** Kutipan Halaman **
'''

Switch to English



Update Down to Earth tentang Lembaga-lembaga Keuangan Internasional


No 35, November/Desember 2003


Pencairan Dana IMF

IMF telah menuntaskan kaji ulang pelaksanaan program reformasi ekonomi Indonesia ke-10 dan menyetujui pencairan pinjaman sebesar USD 493 juta dalam kerangka EEF (Extended Fund Facility atau Fasilitas Dana Perpanjangan). Setelah ini pemerintah masih harus menyelesaikan satu program lagi yang diikuti oleh pencairan pinjaman tahap akhir yang mengakhiri kerjasama Indonesia dengan IMF pada bulan Desember 2003.

Sebelumnya pada tanggal 15 September 2003, Bank Indonesia dan Pemerintah memberikan penjelasan pers mengenai keputusan opsi yang akhirnya diambil berkaitan dengan berakhirnya program dengan IMF. Indonesia memilih Post Program Monitoring (PPM) selama 18 bulan yang sebetulnya masih merupakan kelanjutan dari program IMF. Walaupun disebutkan bahwa pemerintah Indonesia dapat menyusun sendiri kebijakan ekonomi, pada kenyataannya Indonesia masih berada di bawah pengawasan IMF. Hanya saja pengawasan ini "lebih lunak" karena diwujudkan dalam bentuk dialog dan bukan lagi persyaratan pencairan pinjaman. Pilihan ini disebut dengan White Paper yang telah disahkan dalam Inpres No. 5/2003.

'''

** Data yang Diberikan **

'''

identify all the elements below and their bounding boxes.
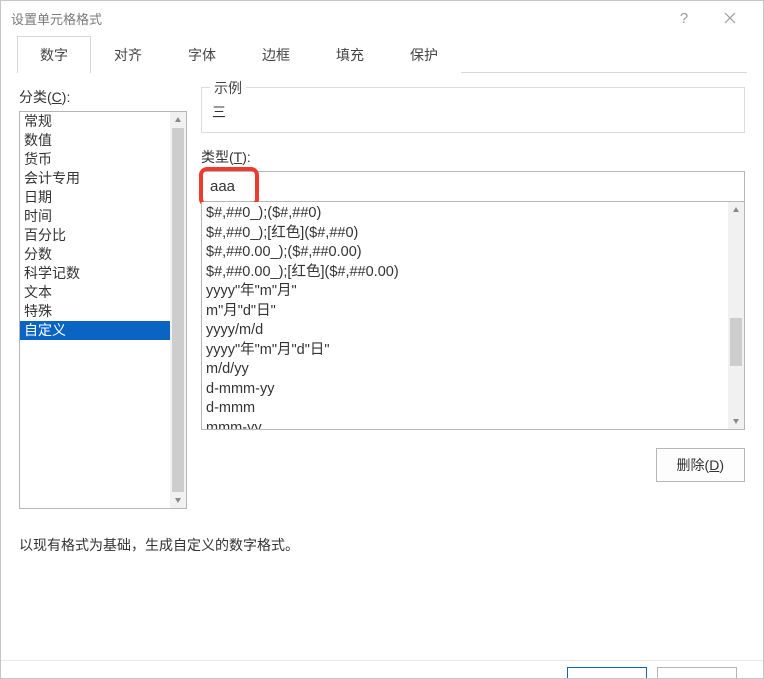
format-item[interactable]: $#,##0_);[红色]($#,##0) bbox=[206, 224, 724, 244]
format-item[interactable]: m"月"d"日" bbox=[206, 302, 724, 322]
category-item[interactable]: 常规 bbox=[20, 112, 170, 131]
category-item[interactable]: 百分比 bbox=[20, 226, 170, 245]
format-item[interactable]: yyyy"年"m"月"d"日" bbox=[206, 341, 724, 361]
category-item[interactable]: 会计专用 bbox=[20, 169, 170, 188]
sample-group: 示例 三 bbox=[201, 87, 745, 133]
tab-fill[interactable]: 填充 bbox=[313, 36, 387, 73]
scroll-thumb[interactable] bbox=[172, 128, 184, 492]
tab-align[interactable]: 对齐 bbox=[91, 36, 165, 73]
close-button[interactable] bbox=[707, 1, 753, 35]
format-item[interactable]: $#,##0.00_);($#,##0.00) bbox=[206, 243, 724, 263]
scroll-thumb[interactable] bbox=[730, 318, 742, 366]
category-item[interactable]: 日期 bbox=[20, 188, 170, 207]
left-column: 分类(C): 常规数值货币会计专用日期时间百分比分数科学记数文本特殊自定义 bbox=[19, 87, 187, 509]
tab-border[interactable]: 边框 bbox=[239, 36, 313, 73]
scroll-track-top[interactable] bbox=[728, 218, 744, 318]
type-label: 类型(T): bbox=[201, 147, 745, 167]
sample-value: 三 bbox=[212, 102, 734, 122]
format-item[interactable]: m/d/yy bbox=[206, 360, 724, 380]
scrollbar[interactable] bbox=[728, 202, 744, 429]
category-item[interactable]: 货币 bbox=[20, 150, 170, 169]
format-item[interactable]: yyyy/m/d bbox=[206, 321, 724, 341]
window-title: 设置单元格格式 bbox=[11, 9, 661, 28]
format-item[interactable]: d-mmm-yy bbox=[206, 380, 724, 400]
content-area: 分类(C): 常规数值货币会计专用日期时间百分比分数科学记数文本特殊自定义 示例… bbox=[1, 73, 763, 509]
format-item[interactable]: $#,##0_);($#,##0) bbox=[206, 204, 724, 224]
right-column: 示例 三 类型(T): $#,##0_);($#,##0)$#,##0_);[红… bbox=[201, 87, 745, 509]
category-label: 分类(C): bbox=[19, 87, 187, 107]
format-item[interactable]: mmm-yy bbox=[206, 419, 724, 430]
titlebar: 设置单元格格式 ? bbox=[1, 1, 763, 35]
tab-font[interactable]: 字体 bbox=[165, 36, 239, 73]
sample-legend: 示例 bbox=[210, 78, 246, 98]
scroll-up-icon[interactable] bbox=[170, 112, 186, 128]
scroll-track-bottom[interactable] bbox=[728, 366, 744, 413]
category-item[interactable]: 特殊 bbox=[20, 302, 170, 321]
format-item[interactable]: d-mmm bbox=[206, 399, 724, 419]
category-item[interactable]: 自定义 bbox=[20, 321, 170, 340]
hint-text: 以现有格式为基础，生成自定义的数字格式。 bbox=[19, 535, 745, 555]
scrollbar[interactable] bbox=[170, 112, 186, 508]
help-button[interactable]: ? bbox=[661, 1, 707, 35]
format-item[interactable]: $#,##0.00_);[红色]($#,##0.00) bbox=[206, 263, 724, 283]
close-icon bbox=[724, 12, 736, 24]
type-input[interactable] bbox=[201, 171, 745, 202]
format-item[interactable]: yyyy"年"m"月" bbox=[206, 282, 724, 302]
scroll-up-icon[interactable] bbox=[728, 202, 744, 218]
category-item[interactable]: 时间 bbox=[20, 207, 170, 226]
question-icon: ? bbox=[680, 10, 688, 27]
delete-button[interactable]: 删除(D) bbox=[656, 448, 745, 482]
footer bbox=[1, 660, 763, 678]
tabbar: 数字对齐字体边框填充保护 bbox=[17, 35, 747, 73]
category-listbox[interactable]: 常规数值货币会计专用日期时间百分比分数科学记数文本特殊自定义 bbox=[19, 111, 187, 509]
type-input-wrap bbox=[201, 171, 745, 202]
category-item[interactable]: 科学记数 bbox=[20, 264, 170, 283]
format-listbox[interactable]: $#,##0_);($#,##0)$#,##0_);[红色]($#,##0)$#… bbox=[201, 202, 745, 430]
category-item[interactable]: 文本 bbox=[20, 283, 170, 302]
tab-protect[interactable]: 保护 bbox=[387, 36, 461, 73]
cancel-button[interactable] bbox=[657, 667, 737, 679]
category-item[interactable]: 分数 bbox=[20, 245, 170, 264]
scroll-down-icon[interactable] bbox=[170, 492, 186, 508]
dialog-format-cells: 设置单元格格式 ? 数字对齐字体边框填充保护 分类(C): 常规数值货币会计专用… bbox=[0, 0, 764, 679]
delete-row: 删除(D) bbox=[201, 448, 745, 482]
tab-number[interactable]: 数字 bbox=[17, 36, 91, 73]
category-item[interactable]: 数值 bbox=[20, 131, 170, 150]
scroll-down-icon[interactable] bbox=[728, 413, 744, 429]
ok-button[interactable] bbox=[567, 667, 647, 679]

'''
'''

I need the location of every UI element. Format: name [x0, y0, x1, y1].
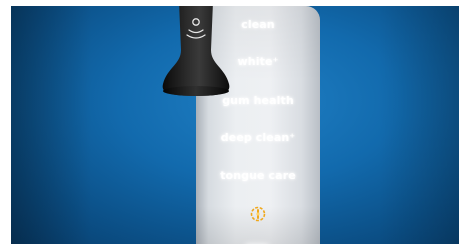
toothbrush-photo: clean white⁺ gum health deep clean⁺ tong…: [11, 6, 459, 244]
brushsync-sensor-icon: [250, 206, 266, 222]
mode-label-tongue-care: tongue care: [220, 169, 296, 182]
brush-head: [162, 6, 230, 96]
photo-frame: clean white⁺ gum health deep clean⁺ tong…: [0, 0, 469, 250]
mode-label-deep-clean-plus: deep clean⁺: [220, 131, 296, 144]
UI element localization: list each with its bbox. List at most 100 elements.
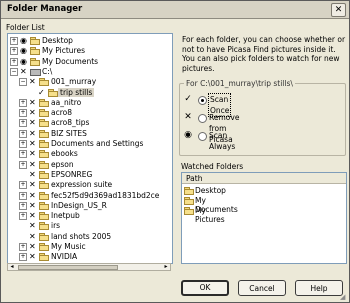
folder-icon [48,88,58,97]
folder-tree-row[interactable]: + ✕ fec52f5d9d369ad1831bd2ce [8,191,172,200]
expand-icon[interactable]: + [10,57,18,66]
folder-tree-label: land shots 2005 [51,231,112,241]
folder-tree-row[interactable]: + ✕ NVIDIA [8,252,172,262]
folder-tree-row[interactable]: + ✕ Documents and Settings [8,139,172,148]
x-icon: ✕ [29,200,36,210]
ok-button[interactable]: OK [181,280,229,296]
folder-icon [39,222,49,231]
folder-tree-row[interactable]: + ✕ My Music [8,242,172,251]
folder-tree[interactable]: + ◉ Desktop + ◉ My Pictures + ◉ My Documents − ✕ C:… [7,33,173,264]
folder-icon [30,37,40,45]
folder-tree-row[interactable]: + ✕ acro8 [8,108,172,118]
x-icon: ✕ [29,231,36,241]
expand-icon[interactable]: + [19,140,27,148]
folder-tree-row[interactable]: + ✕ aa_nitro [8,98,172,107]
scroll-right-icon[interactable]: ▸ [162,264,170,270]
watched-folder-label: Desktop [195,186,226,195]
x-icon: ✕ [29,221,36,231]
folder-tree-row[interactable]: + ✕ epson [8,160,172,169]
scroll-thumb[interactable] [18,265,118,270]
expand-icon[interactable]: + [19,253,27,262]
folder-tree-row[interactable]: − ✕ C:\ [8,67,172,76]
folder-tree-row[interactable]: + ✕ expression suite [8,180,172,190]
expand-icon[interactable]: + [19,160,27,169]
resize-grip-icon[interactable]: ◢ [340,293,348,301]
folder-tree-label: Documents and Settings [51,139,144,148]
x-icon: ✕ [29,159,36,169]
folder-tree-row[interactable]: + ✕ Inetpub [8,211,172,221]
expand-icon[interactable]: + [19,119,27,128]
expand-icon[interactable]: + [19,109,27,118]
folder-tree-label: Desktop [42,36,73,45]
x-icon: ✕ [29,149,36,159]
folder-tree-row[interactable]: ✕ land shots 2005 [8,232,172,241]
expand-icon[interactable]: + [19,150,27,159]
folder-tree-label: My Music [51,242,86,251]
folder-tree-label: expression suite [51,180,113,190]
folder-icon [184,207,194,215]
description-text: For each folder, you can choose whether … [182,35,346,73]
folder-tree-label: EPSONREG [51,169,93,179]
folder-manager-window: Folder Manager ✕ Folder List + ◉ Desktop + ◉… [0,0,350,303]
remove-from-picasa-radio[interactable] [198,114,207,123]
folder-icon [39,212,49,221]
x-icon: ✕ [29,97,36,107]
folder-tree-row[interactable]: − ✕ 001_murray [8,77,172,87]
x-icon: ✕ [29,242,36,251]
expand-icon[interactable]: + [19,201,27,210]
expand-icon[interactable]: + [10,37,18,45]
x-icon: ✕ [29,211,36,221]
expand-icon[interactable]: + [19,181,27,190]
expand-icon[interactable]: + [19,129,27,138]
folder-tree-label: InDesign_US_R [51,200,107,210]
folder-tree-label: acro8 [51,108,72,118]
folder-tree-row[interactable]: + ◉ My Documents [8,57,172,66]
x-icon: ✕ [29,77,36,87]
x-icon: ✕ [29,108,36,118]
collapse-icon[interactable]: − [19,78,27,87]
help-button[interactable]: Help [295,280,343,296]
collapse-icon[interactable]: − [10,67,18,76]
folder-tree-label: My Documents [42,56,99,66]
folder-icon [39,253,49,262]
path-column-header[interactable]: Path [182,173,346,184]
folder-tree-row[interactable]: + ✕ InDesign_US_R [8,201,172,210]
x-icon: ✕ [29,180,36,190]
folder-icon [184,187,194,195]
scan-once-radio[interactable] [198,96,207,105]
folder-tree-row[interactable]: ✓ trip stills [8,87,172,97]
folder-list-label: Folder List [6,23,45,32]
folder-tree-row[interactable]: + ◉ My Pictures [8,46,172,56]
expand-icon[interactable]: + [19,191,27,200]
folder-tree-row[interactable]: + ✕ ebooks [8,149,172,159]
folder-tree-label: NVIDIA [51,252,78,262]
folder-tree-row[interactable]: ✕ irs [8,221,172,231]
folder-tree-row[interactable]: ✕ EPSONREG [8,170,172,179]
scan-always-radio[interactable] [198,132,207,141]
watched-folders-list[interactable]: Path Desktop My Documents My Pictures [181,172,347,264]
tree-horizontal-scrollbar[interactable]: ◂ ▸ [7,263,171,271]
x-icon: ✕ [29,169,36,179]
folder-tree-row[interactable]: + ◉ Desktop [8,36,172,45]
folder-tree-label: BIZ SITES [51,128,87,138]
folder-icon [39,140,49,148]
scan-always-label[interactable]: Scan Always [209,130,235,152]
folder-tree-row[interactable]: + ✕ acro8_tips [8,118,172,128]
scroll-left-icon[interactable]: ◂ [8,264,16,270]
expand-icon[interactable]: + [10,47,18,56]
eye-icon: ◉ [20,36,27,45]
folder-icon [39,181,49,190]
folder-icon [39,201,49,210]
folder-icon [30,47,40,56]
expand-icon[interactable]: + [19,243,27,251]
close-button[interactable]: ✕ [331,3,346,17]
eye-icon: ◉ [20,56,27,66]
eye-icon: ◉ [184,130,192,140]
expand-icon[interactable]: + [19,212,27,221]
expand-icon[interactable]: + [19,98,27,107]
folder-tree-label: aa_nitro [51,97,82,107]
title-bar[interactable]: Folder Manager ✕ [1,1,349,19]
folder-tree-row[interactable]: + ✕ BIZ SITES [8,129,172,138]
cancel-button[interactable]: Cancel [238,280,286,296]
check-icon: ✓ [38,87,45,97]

'''

** Soal 1 **
Tolong terjemahkan kalimat dari kutipan halaman ini ke dalam bahasa Inggris: "Indonesia memilih Post Program Monitoring (PPM) selama 18 bulan yang sebetulnya masih merupakan kelanjutan dari program IMF."
** Soal 2 **
Menurut kutipan halaman, berapa besar pinjaman yang pencairannya disetujui IMF setelah kaji ulang ke-10?

** Pembahasan Soal 1 **
Indonesia chose an 18-month Post Program Monitoring (PPM), which was in fact still a continuation of the IMF program.

** Pembahasan Soal 2 **
USD 493 juta